[begin READING PASSAGE]

A laser diode is required to transmit concentrated light in a narrow spectral range. The narrow spectral range allows filters to be used in the receiver, only permitting the wavelengths of laser light to pass through. In doing so, this significantly reduces the signal-to-noise ratio with improvements of this ratio being related to optical power and width of spectral range. Generally, a higher permitted pulse power is favourable when selecting a laser diode.
A pulse generator is needed to be able to produce an optical pulse on demand, more specifically, a single high-power narrow pulse. An oscillator is one alternative, but these provide less control over when pulses are transmitted and as a result makes processing significantly more difficult.
In general, one-shot narrow pulse generators are triggered upon a reference start pulse and will be used to control a high-power laser driver, allowing large instantaneous peak laser power. The smaller the pulse is, the larger the instantaneous power can be without damaging the laser diode or equipment/people exposed to it. Additionally, shorter pulses lead to a reduced timing error in the system. A final requirement of these generators is that a clean pulse shape should be produced to allow for a well-defined laser pulse, which makes detection and processing easier.

[end READING PASSAGE]
[begin ENTRIES]

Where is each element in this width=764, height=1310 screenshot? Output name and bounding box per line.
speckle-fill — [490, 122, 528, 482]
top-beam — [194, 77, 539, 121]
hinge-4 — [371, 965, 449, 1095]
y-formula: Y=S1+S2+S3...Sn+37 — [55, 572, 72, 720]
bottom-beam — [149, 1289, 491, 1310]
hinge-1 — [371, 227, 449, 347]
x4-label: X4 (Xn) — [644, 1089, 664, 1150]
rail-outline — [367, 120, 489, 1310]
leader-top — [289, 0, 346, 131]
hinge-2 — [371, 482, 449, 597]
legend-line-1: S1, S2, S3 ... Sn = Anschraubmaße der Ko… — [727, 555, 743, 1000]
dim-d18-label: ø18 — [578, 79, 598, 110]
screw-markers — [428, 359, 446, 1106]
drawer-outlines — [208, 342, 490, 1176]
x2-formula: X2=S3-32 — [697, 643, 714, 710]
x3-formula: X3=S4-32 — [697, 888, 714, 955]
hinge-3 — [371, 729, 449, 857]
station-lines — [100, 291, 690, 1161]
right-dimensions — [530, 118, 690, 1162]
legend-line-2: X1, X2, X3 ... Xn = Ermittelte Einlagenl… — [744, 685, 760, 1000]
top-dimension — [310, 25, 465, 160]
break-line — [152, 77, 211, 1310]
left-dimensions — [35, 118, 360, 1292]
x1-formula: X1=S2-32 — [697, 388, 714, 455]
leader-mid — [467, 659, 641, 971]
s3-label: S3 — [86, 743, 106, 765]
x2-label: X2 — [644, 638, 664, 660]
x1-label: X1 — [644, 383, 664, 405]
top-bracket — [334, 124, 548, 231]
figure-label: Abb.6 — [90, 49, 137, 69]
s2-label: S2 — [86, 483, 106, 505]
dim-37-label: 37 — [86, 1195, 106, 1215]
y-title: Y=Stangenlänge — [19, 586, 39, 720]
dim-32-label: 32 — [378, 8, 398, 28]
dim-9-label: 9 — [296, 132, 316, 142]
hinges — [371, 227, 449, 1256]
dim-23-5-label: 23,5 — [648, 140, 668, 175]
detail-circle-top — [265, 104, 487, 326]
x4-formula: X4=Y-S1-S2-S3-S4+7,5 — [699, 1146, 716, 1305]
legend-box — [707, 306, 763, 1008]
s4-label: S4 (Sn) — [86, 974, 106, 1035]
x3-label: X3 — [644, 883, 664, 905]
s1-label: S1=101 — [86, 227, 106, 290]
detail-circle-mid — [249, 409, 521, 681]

[end ENTRIES]

— STATED EXERCISE A —
Which pieces of hardware does the passage on laser pulses mention?
— STATED EXERCISE B —
Do these statements agree with the passage on laser pulses? Answer yes or no for each, quoting the words that decide it. (i) An oscillator offers more control over when pulses are transmitted. (ii) Shorter pulses reduce timing error in the system. (iii) One-shot narrow pulse generators are triggered upon a reference start pulse.
— STATED EXERCISE C —
According to the passage on laser pulses, what do the filters in the receiver allow to pass through?
The listing has nothing to do with what comes next.

— TASK ANSWER A —
Laser diode, filters, receiver, pulse generator (one-shot narrow pulse generator), oscillator, high-power laser driver

— TASK ANSWER B —
(i) No: "these provide less control over when pulses are transmitted"
(ii) Yes: "shorter pulses lead to a reduced timing error in the system"
(iii) Yes: "one-shot narrow pulse generators are triggered upon a reference start pulse"

— TASK ANSWER C —
Only the wavelengths of laser light.